## Short problem
Each entry below is to be duplicated verbatim.

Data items
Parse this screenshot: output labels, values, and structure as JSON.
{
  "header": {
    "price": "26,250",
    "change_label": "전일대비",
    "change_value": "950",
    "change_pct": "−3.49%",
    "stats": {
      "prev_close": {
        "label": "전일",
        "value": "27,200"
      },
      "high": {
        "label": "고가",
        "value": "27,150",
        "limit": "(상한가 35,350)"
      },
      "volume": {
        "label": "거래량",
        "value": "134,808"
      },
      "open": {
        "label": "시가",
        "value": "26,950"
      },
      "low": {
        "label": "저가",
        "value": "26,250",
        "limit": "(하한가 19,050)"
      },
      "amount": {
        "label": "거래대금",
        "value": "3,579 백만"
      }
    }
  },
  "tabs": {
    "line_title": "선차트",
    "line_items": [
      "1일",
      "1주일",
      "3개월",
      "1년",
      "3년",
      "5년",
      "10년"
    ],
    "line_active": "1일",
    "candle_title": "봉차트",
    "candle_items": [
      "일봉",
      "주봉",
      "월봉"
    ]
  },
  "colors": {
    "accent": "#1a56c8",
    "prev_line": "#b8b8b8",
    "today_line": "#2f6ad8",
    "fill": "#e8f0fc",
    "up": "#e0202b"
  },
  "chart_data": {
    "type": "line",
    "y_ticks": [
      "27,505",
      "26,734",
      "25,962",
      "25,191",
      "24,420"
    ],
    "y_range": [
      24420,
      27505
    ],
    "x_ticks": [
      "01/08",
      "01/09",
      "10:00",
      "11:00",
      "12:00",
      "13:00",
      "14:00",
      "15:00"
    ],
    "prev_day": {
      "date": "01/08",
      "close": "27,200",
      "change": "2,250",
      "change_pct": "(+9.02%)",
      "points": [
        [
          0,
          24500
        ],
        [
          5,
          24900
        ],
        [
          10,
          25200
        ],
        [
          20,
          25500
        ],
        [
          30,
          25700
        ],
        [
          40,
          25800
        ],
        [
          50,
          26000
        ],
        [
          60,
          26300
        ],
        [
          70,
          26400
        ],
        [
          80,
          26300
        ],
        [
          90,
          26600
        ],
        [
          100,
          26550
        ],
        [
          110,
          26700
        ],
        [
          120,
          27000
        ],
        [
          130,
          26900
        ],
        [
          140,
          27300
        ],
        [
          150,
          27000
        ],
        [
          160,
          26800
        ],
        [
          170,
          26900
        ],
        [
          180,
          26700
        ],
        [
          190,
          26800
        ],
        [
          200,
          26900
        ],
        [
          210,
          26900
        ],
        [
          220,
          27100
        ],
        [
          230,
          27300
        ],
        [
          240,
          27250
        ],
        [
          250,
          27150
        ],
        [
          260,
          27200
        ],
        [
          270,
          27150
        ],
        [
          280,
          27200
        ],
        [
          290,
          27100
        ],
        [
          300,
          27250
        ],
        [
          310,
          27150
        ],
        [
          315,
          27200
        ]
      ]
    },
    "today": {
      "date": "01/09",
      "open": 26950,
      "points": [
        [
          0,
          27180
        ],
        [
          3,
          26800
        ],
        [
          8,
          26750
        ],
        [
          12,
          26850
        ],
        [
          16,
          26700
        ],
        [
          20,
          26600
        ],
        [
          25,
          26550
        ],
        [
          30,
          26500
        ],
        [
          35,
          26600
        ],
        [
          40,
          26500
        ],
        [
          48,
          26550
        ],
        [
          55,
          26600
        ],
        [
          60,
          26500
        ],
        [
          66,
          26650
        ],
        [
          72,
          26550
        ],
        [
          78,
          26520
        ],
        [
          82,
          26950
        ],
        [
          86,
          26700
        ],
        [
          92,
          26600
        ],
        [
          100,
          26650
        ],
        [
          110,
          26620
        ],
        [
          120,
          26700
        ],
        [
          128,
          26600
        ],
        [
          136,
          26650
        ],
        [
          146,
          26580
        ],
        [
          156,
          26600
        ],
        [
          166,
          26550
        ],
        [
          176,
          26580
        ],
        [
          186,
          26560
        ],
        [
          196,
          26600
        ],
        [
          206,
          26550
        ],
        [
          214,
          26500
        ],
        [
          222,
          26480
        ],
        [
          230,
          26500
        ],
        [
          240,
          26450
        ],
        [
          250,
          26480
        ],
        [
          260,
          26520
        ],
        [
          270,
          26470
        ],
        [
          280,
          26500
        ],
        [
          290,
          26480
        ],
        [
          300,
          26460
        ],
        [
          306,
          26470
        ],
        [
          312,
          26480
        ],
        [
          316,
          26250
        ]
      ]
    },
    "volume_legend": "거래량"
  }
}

## The response
Parse this screenshot: output labels, values, and structure as JSON.
{
  "header": {
    "price": "26,250",
    "change_label": "전일대비",
    "change_value": "950",
    "change_pct": "−3.49%",
    "stats": {
      "prev_close": {
        "label": "전일",
        "value": "27,200"
      },
      "high": {
        "label": "고가",
        "value": "27,150",
        "limit": "(상한가 35,350)"
      },
      "volume": {
        "label": "거래량",
        "value": "134,808"
      },
      "open": {
        "label": "시가",
        "value": "26,950"
      },
      "low": {
        "label": "저가",
        "value": "26,250",
        "limit": "(하한가 19,050)"
      },
      "amount": {
        "label": "거래대금",
        "value": "3,579 백만"
      }
    }
  },
  "tabs": {
    "line_title": "선차트",
    "line_items": [
      "1일",
      "1주일",
      "3개월",
      "1년",
      "3년",
      "5년",
      "10년"
    ],
    "line_active": "1일",
    "candle_title": "봉차트",
    "candle_items": [
      "일봉",
      "주봉",
      "월봉"
    ]
  },
  "colors": {
    "accent": "#1a56c8",
    "prev_line": "#b8b8b8",
    "today_line": "#2f6ad8",
    "fill": "#e8f0fc",
    "up": "#e0202b"
  },
  "chart_data": {
    "type": "line",
    "y_ticks": [
      "27,505",
      "26,734",
      "25,962",
      "25,191",
      "24,420"
    ],
    "y_range": [
      24420,
      27505
    ],
    "x_ticks": [
      "01/08",
      "01/09",
      "10:00",
      "11:00",
      "12:00",
      "13:00",
      "14:00",
      "15:00"
    ],
    "prev_day": {
      "date": "01/08",
      "close": "27,200",
      "change": "2,250",
      "change_pct": "(+9.02%)",
      "points": [
        [
          0,
          24500
        ],
        [
          5,
          24900
        ],
        [
          10,
          25200
        ],
        [
          20,
          25500
        ],
        [
          30,
          25700
        ],
        [
          40,
          25800
        ],
        [
          50,
          26000
        ],
        [
          60,
          26300
        ],
        [
          70,
          26400
        ],
        [
          80,
          26300
        ],
        [
          90,
          26600
        ],
        [
          100,
          26550
        ],
        [
          110,
          26700
        ],
        [
          120,
          27000
        ],
        [
          130,
          26900
        ],
        [
          140,
          27300
        ],
        [
          150,
          27000
        ],
        [
          160,
          26800
        ],
        [
          170,
          26900
        ],
        [
          180,
          26700
        ],
        [
          190,
          26800
        ],
        [
          200,
          26900
        ],
        [
          210,
          26900
        ],
        [
          220,
          27100
        ],
        [
          230,
          27300
        ],
        [
          240,
          27250
        ],
        [
          250,
          27150
        ],
        [
          260,
          27200
        ],
        [
          270,
          27150
        ],
        [
          280,
          27200
        ],
        [
          290,
          27100
        ],
        [
          300,
          27250
        ],
        [
          310,
          27150
        ],
        [
          315,
          27200
        ]
      ]
    },
    "today": {
      "date": "01/09",
      "open": 26950,
      "points": [
        [
          0,
          27180
        ],
        [
          3,
          26800
        ],
        [
          8,
          26750
        ],
        [
          12,
          26850
        ],
        [
          16,
          26700
        ],
        [
          20,
          26600
        ],
        [
          25,
          26550
        ],
        [
          30,
          26500
        ],
        [
          35,
          26600
        ],
        [
          40,
          26500
        ],
        [
          48,
          26550
        ],
        [
          55,
          26600
        ],
        [
          60,
          26500
        ],
        [
          66,
          26650
        ],
        [
          72,
          26550
        ],
        [
          78,
          26520
        ],
        [
          82,
          26950
        ],
        [
          86,
          26700
        ],
        [
          92,
          26600
        ],
        [
          100,
          26650
        ],
        [
          110,
          26620
        ],
        [
          120,
          26700
        ],
        [
          128,
          26600
        ],
        [
          136,
          26650
        ],
        [
          146,
          26580
        ],
        [
          156,
          26600
        ],
        [
          166,
          26550
        ],
        [
          176,
          26580
        ],
        [
          186,
          26560
        ],
        [
          196,
          26600
        ],
        [
          206,
          26550
        ],
        [
          214,
          26500
        ],
        [
          222,
          26480
        ],
        [
          230,
          26500
        ],
        [
          240,
          26450
        ],
        [
          250,
          26480
        ],
        [
          260,
          26520
        ],
        [
          270,
          26470
        ],
        [
          280,
          26500
        ],
        [
          290,
          26480
        ],
        [
          300,
          26460
        ],
        [
          306,
          26470
        ],
        [
          312,
          26480
        ],
        [
          316,
          26250
        ]
      ]
    },
    "volume_legend": "거래량"
  }
}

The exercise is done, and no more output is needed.